• What is expected: All lines featuring the string "function" are to be listed.

* START Listed entries *

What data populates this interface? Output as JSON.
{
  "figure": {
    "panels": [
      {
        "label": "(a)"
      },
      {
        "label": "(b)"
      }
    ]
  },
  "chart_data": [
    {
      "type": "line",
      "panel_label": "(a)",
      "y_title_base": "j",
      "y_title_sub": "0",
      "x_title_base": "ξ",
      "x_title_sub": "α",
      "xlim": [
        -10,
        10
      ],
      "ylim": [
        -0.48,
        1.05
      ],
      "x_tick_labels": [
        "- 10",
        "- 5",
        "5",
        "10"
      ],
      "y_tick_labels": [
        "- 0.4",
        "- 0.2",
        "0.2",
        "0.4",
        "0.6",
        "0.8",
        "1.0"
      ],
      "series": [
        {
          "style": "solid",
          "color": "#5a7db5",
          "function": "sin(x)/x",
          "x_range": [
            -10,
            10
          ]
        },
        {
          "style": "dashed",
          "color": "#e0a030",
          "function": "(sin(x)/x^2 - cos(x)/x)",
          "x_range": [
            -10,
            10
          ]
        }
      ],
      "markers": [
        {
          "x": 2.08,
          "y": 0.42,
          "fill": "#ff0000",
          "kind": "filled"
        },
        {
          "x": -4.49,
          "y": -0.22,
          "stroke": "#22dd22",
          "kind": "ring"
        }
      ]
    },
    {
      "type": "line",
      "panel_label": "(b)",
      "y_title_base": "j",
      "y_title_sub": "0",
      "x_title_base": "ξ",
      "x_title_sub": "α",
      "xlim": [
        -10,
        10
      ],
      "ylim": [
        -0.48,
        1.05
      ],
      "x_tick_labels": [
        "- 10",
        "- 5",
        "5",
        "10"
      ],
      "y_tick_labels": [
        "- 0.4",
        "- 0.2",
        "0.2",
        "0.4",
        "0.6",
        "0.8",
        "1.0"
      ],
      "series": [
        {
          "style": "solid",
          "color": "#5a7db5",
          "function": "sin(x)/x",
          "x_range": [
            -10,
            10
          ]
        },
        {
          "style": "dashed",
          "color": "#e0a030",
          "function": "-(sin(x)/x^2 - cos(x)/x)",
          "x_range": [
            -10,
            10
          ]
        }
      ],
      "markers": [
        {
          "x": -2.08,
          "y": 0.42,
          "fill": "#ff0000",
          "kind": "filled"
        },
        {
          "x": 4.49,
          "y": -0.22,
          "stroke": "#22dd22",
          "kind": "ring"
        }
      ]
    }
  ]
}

* END Listed entries *

• Solution:
          "function": "sin(x)/x",
          "function": "(sin(x)/x^2 - cos(x)/x)",
          "function": "sin(x)/x",
          "function": "-(sin(x)/x^2 - cos(x)/x)",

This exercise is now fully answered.